For each line below that includes the word "PIPE", make a copy.

---*---

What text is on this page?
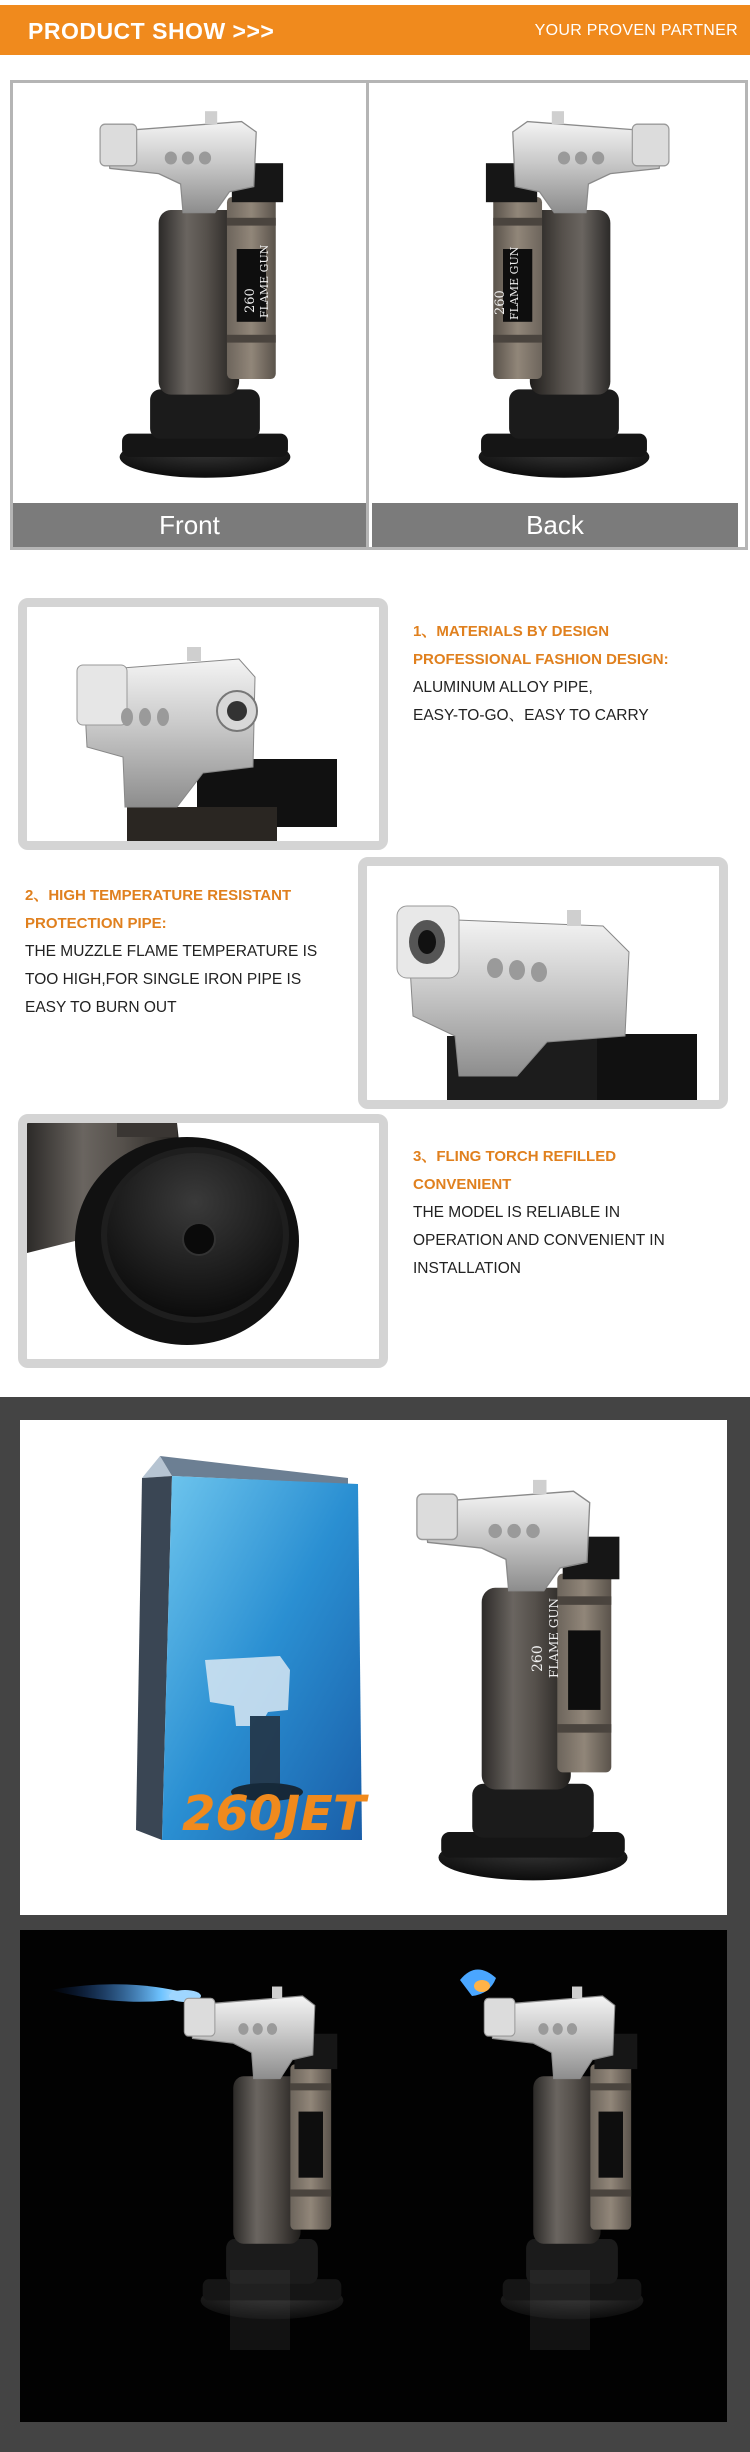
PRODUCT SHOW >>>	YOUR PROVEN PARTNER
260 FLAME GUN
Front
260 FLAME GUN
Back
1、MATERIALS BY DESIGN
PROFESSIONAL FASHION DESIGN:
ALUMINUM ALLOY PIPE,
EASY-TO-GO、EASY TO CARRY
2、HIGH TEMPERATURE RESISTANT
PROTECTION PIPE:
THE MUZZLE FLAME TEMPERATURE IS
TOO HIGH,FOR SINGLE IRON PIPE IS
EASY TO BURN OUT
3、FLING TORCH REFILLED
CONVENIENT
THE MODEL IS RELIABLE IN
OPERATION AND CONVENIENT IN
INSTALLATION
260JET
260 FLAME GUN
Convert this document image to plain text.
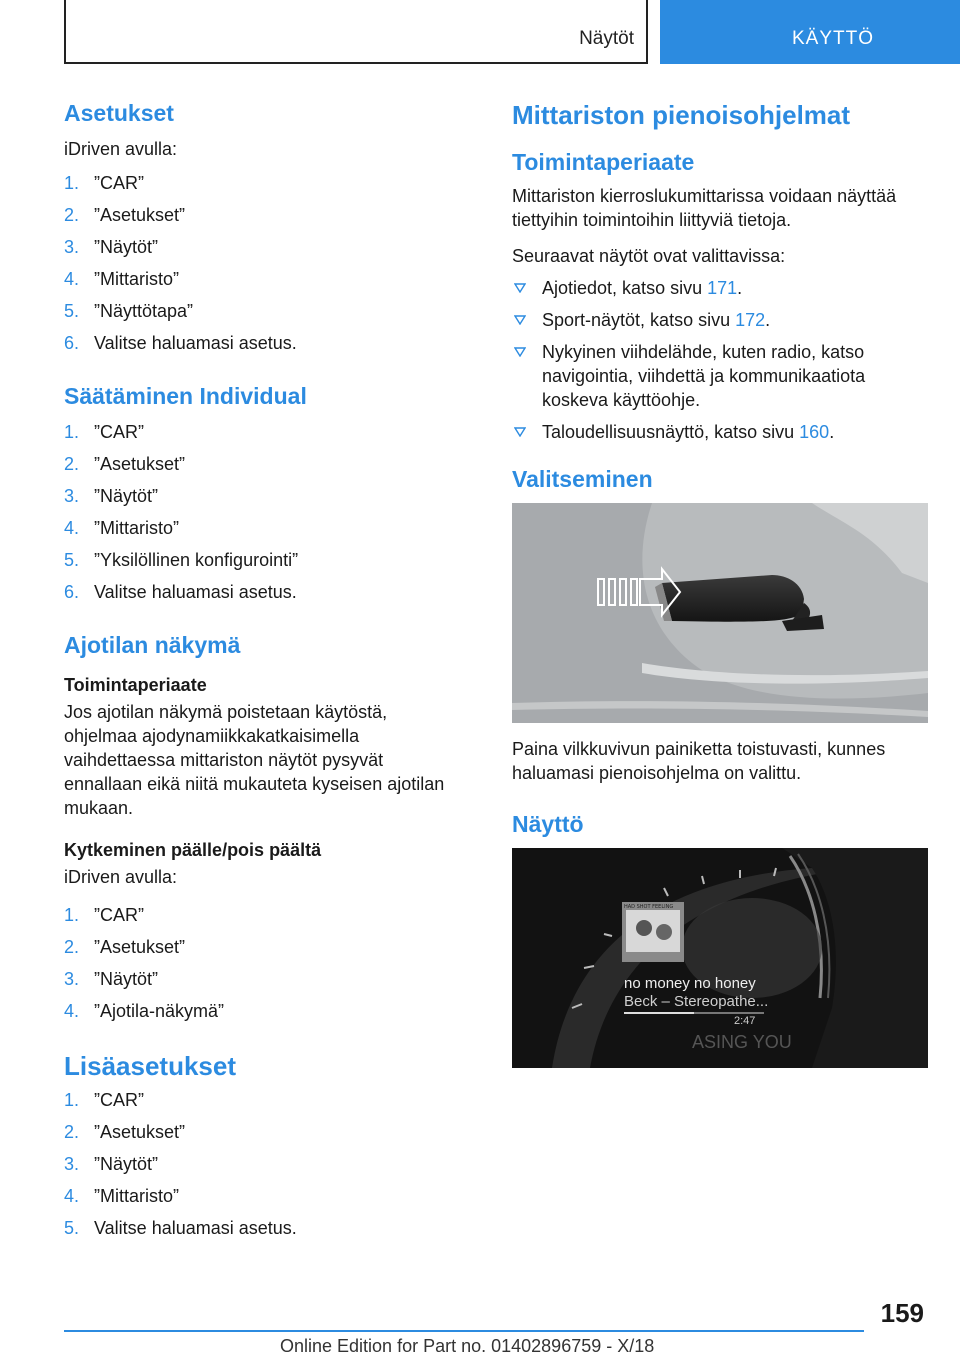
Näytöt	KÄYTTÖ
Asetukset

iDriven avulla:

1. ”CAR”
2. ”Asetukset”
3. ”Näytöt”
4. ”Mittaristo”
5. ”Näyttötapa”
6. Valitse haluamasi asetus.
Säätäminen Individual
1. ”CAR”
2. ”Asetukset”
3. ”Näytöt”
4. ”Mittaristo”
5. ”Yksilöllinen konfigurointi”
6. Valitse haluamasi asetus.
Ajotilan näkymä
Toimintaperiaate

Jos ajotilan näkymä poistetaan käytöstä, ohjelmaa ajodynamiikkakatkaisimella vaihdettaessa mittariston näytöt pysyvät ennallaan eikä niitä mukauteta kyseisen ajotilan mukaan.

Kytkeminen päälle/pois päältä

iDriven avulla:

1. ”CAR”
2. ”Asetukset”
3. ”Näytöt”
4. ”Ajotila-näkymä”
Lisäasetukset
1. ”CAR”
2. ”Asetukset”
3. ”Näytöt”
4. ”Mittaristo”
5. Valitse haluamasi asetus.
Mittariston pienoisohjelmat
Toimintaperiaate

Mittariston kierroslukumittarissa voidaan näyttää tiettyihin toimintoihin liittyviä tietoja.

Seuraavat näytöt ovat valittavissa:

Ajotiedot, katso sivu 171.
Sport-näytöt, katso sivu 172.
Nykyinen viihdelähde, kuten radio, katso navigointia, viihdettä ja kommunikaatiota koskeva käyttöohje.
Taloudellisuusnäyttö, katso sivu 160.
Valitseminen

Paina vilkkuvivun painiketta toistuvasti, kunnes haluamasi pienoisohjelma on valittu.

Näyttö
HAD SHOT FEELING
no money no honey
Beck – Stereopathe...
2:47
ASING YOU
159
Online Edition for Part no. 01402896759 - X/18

---*---

§ SOLUTION FOR THIS TASK:
ALUMINUM ALLOY PIPE,
PROTECTION PIPE:
TOO HIGH,FOR SINGLE IRON PIPE IS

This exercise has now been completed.